» **Requirement**:
In the entries below, find every line with "ingresos" and copy it.

» **Input for this task**:
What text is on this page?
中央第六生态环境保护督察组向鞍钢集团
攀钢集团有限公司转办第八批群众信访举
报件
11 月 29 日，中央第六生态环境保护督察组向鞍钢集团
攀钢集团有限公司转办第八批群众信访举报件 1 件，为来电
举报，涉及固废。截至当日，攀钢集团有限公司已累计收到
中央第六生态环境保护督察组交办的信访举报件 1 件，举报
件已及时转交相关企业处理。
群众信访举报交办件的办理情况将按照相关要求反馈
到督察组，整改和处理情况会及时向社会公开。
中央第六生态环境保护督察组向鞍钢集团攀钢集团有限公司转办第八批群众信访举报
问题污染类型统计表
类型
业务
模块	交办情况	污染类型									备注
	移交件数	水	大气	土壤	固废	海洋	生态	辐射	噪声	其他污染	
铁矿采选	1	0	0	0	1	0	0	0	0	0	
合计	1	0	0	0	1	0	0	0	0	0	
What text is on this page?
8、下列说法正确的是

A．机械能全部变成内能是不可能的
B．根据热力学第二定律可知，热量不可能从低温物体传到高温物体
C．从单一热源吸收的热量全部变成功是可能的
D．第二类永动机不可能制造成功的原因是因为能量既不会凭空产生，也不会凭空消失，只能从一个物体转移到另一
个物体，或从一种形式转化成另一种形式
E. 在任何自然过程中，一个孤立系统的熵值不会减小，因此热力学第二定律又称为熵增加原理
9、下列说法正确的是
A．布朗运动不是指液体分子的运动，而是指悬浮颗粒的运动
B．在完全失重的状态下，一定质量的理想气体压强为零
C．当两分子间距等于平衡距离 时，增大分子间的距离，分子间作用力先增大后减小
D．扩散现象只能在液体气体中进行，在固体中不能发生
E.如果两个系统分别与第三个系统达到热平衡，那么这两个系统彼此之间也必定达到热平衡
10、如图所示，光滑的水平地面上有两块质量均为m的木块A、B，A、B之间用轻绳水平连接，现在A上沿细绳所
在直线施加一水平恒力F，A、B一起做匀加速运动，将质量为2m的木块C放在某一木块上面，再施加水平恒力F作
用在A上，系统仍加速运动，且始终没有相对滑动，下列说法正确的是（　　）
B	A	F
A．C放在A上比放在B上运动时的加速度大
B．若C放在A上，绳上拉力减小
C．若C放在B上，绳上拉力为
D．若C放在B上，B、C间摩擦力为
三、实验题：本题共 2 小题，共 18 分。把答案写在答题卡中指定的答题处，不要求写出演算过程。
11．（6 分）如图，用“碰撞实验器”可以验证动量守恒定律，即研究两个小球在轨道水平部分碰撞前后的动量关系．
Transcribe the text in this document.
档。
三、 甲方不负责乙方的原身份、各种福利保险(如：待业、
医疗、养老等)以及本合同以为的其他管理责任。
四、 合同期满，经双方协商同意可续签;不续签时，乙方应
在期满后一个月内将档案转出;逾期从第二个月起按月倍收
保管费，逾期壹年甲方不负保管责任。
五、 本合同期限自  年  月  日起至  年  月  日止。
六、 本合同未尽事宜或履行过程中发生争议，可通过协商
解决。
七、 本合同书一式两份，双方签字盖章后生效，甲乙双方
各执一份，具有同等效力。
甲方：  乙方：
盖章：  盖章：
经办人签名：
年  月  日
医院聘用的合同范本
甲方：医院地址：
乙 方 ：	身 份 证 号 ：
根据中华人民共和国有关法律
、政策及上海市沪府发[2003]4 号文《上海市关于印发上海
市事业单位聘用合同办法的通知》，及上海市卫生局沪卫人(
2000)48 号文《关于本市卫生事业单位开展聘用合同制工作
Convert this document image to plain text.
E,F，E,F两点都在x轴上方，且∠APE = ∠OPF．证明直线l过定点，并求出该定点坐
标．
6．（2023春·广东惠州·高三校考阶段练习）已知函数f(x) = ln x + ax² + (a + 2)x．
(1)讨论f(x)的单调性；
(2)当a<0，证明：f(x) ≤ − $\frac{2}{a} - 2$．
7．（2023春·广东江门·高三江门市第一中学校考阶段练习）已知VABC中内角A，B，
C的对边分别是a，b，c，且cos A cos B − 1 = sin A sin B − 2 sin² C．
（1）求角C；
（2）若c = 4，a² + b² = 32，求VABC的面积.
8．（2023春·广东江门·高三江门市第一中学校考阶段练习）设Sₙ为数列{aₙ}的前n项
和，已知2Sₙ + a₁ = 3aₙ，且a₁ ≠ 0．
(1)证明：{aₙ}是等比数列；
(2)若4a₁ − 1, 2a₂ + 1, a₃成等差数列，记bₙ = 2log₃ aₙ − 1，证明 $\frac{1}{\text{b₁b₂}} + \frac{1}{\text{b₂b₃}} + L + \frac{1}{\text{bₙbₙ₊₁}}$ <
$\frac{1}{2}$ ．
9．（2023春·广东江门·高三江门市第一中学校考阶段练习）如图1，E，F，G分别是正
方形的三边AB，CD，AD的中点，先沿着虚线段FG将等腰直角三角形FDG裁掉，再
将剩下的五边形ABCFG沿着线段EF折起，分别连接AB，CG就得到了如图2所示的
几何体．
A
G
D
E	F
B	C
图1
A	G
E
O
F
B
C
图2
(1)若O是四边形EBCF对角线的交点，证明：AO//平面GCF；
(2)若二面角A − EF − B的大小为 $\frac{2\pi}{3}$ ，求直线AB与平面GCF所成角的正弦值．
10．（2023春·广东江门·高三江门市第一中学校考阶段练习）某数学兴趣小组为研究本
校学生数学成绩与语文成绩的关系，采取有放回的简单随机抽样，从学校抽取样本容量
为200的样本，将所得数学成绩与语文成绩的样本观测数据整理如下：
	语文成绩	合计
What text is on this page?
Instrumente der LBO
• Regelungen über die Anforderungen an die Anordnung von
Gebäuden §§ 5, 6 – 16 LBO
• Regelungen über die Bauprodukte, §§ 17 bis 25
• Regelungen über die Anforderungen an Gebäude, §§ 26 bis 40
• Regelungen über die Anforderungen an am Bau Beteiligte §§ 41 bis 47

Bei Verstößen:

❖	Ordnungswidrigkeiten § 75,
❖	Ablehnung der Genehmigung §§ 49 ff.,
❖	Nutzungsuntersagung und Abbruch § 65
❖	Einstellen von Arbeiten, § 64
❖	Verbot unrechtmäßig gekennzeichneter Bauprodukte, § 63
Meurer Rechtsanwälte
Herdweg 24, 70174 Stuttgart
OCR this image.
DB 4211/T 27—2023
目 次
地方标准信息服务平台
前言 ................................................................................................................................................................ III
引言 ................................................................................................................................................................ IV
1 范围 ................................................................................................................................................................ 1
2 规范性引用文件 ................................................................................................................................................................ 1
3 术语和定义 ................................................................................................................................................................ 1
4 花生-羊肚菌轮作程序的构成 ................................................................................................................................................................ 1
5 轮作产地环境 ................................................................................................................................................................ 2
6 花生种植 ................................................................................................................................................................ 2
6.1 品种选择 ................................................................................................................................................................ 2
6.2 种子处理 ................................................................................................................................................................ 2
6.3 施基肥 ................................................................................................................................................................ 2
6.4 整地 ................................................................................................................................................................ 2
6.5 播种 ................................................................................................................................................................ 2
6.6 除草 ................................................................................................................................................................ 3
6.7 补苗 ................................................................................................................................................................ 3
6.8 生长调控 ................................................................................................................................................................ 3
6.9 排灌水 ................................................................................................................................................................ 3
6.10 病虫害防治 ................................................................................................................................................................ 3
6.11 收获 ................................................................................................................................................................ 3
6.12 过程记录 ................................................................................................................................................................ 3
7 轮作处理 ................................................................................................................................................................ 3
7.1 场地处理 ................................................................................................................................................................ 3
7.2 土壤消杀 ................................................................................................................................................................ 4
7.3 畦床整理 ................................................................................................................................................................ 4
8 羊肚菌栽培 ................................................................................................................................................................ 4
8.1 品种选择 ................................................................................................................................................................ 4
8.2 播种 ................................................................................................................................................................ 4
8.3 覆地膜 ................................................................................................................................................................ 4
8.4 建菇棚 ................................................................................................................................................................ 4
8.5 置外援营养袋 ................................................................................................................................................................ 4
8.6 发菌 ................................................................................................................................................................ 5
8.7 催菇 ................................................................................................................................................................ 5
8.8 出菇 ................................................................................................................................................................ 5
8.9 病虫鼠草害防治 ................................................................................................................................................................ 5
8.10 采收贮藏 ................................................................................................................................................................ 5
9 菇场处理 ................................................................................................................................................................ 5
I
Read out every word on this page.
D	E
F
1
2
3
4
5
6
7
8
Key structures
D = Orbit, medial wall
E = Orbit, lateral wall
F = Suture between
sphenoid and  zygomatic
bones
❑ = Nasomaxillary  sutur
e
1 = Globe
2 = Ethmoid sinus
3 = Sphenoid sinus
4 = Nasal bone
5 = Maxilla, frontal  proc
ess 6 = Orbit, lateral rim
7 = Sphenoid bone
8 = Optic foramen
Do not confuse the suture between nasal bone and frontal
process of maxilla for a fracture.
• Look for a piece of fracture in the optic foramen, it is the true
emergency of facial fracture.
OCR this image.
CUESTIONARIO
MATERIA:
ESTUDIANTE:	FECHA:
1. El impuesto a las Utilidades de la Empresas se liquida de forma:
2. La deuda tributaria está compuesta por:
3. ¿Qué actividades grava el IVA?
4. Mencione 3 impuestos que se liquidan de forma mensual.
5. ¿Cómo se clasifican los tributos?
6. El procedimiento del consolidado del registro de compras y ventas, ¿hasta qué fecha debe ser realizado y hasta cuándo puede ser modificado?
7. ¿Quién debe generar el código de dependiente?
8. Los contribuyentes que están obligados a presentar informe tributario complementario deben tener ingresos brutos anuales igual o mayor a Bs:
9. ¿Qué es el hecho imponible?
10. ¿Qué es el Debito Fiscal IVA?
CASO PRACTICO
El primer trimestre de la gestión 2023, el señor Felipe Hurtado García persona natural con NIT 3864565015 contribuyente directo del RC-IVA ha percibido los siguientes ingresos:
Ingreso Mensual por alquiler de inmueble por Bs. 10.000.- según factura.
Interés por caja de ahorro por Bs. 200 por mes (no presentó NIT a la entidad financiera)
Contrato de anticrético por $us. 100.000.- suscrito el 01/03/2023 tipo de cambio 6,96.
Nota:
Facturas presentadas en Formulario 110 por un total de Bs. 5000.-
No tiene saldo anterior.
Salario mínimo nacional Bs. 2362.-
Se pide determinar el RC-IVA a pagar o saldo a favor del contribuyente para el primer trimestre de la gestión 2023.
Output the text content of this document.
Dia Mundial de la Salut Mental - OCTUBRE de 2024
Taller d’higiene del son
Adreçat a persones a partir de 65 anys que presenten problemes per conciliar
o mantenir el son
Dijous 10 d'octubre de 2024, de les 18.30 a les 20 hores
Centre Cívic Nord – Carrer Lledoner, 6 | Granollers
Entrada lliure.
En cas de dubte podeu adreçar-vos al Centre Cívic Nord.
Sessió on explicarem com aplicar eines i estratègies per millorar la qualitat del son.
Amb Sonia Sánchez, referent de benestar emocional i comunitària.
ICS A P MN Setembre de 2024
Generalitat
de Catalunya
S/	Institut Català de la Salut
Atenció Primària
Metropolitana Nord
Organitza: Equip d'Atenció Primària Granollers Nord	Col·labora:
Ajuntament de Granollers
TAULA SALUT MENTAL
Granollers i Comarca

» **Solution to this task**:
8. Los contribuyentes que están obligados a presentar informe tributario complementario deben tener ingresos brutos anuales igual o mayor a Bs:
El primer trimestre de la gestión 2023, el señor Felipe Hurtado García persona natural con NIT 3864565015 contribuyente directo del RC-IVA ha percibido los siguientes ingresos:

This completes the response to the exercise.